#### [Required work]
Report how many lines of the following entries include the string "this"; respond with the number alone.

#### [Recorded data]

================

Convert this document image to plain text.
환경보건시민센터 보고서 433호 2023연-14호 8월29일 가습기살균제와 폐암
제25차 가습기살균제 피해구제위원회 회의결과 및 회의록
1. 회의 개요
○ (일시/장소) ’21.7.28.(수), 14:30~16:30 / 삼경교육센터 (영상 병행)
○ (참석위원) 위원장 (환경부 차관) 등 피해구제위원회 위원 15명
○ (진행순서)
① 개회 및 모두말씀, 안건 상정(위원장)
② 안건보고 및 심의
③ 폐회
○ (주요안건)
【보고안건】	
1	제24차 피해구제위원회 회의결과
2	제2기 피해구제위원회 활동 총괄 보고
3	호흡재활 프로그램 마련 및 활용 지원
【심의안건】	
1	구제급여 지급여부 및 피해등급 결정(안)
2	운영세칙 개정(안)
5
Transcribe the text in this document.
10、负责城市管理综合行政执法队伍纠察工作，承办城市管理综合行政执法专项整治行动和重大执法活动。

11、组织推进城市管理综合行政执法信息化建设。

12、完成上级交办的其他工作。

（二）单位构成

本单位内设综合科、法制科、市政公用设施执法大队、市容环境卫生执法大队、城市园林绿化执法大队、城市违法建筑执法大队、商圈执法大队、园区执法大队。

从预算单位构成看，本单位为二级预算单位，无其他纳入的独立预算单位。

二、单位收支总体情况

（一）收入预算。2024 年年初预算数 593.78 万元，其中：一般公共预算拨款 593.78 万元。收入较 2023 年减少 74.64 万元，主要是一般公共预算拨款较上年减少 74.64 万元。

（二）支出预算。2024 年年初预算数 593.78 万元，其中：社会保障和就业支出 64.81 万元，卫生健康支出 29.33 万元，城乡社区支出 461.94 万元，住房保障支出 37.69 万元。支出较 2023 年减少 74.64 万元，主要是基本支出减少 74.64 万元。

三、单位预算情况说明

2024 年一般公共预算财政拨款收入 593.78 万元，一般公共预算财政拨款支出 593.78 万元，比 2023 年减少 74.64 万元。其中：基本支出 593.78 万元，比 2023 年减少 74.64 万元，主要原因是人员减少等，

================

#### [The output]
2